» **Page transcription records**

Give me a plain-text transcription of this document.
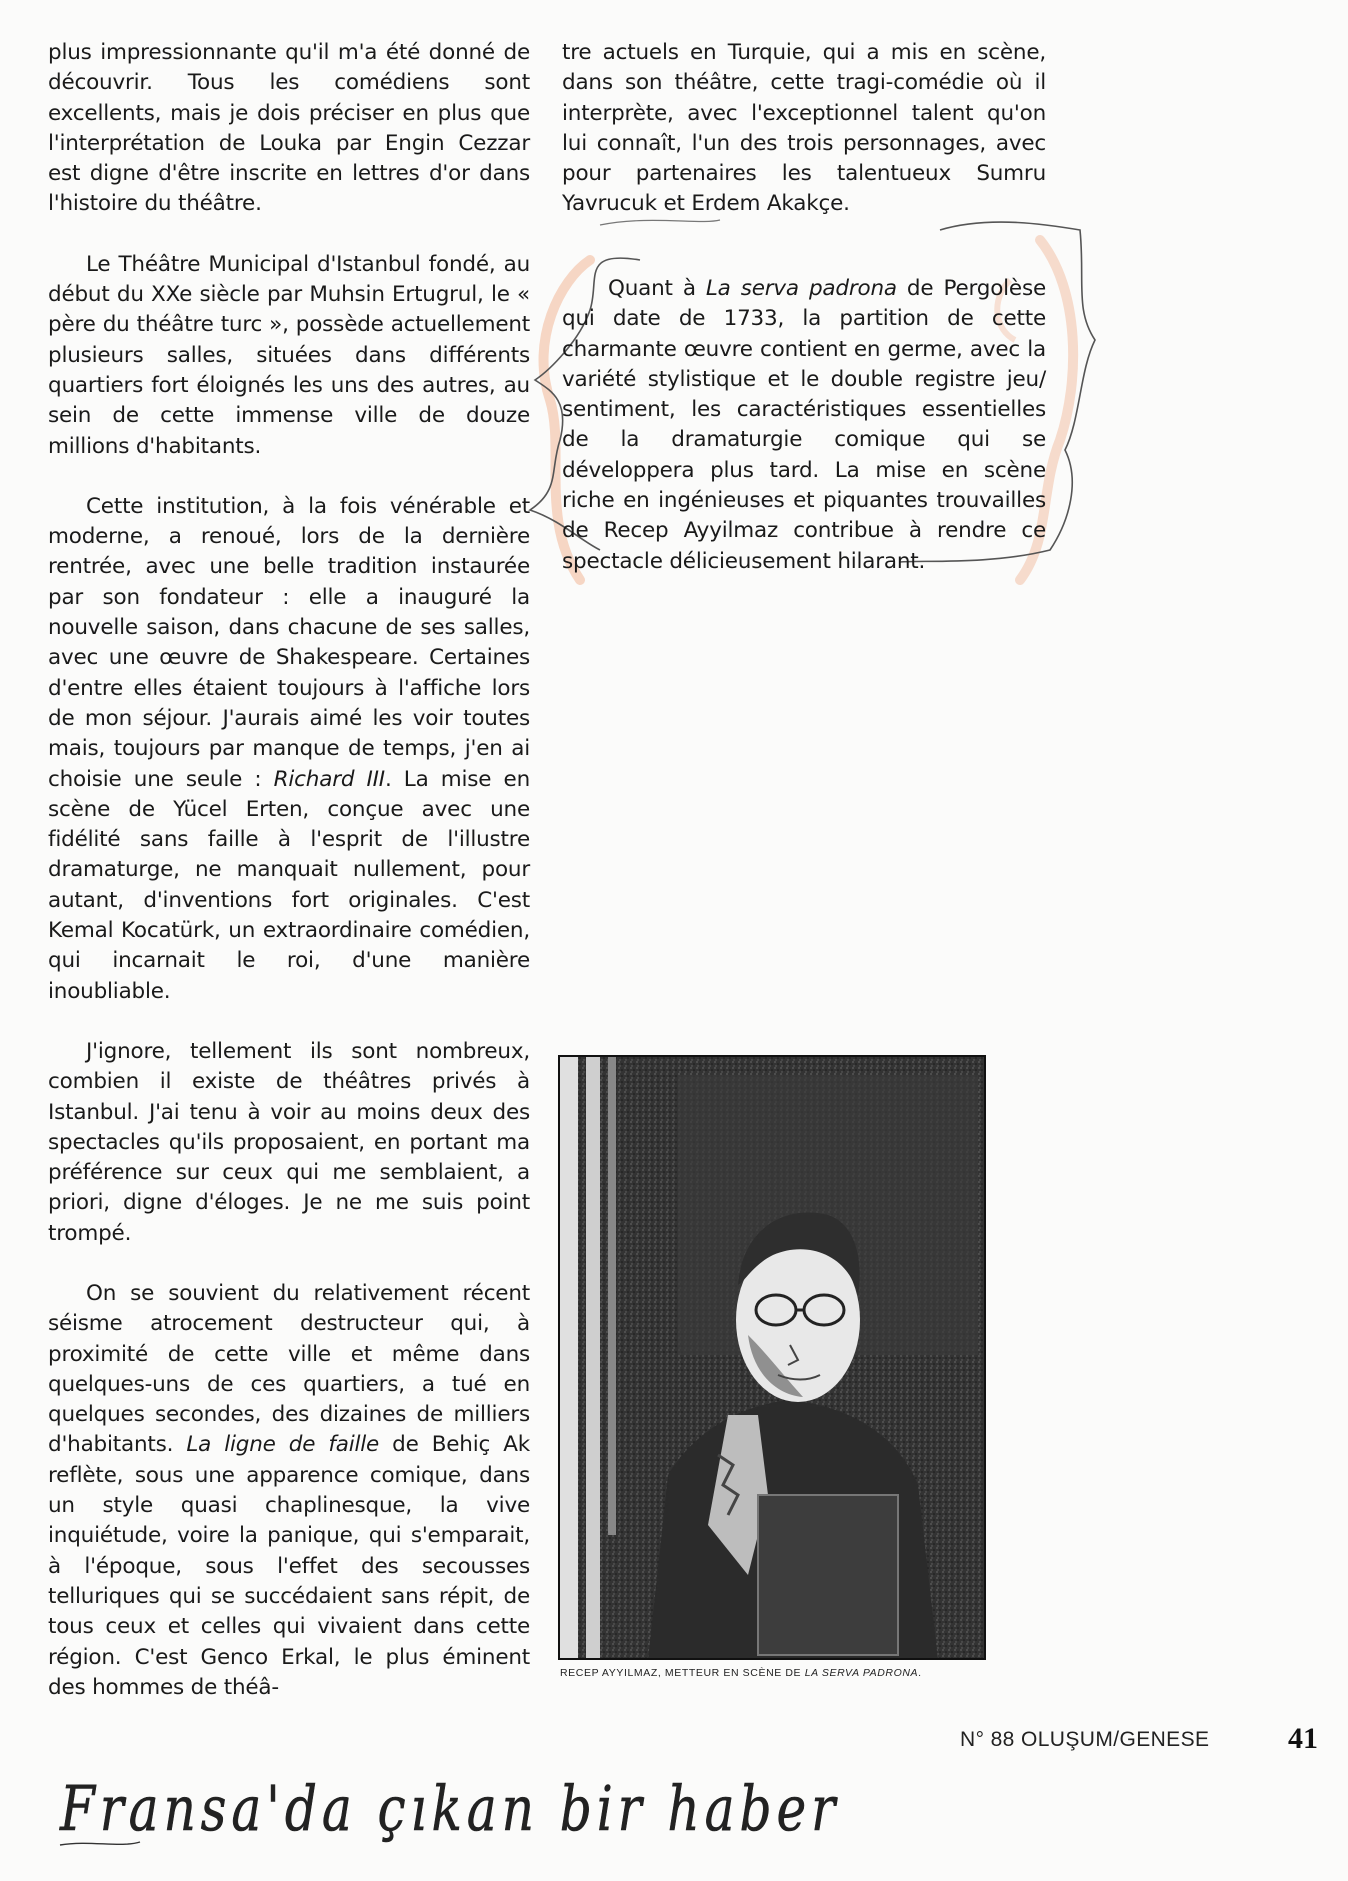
plus impressionnante qu'il m'a été donné de découvrir. Tous les comédiens sont excellents, mais je dois préciser en plus que l'interprétation de Louka par Engin Cezzar est digne d'être inscrite en lettres d'or dans l'histoire du théâtre.

Le Théâtre Municipal d'Istanbul fondé, au début du XXe siècle par Muhsin Ertugrul, le « père du théâtre turc », possède actuellement plusieurs salles, situées dans différents quartiers fort éloignés les uns des autres, au sein de cette immense ville de douze millions d'habitants.

Cette institution, à la fois vénérable et moderne, a renoué, lors de la dernière rentrée, avec une belle tradition instaurée par son fondateur : elle a inauguré la nouvelle saison, dans chacune de ses salles, avec une œuvre de Shakespeare. Certaines d'entre elles étaient toujours à l'affiche lors de mon séjour. J'aurais aimé les voir toutes mais, toujours par manque de temps, j'en ai choisie une seule : Richard III. La mise en scène de Yücel Erten, conçue avec une fidélité sans faille à l'esprit de l'illustre dramaturge, ne manquait nullement, pour autant, d'inventions fort originales. C'est Kemal Kocatürk, un extraordinaire comédien, qui incarnait le roi, d'une manière inoubliable.

J'ignore, tellement ils sont nombreux, combien il existe de théâtres privés à Istanbul. J'ai tenu à voir au moins deux des spectacles qu'ils proposaient, en portant ma préférence sur ceux qui me semblaient, a priori, digne d'éloges. Je ne me suis point trompé.

On se souvient du relativement récent séisme atrocement destructeur qui, à proximité de cette ville et même dans quelques-uns de ces quartiers, a tué en quelques secondes, des dizaines de milliers d'habitants. La ligne de faille de Behiç Ak reflète, sous une apparence comique, dans un style quasi chaplinesque, la vive inquiétude, voire la panique, qui s'emparait, à l'époque, sous l'effet des secousses telluriques qui se succédaient sans répit, de tous ceux et celles qui vivaient dans cette région. C'est Genco Erkal, le plus éminent des hommes de théâ-

tre actuels en Turquie, qui a mis en scène, dans son théâtre, cette tragi-comédie où il interprète, avec l'exceptionnel talent qu'on lui connaît, l'un des trois personnages, avec pour partenaires les talentueux Sumru Yavrucuk et Erdem Akakçe.

Quant à La serva padrona de Pergolèse qui date de 1733, la partition de cette charmante œuvre contient en germe, avec la variété stylistique et le double registre jeu/ sentiment, les caractéristiques essentielles de la dramaturgie comique qui se développera plus tard. La mise en scène riche en ingénieuses et piquantes trouvailles de Recep Ayyilmaz contribue à rendre ce spectacle délicieusement hilarant.

RECEP AYYILMAZ, METTEUR EN SCÈNE DE LA SERVA PADRONA.
N° 88 OLUŞUM/GENESE	41
Fransa'da çıkan bir haber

» **EXERCISE PROMPT**
Once a line of the records is found to contain "sans", copy it out.

» **FINAL ANSWER**
Cette institution, à la fois vénérable et moderne, a renoué, lors de la dernière rentrée, avec une belle tradition instaurée par son fondateur : elle a inauguré la nouvelle saison, dans chacune de ses salles, avec une œuvre de Shakespeare. Certaines d'entre elles étaient toujours à l'affiche lors de mon séjour. J'aurais aimé les voir toutes mais, toujours par manque de temps, j'en ai choisie une seule : Richard III. La mise en scène de Yücel Erten, conçue avec une fidélité sans faille à l'esprit de l'illustre dramaturge, ne manquait nullement, pour autant, d'inventions fort originales. C'est Kemal Kocatürk, un extraordinaire comédien, qui incarnait le roi, d'une manière inoubliable.
On se souvient du relativement récent séisme atrocement destructeur qui, à proximité de cette ville et même dans quelques-uns de ces quartiers, a tué en quelques secondes, des dizaines de milliers d'habitants. La ligne de faille de Behiç Ak reflète, sous une apparence comique, dans un style quasi chaplinesque, la vive inquiétude, voire la panique, qui s'emparait, à l'époque, sous l'effet des secousses telluriques qui se succédaient sans répit, de tous ceux et celles qui vivaient dans cette région. C'est Genco Erkal, le plus éminent des hommes de théâ-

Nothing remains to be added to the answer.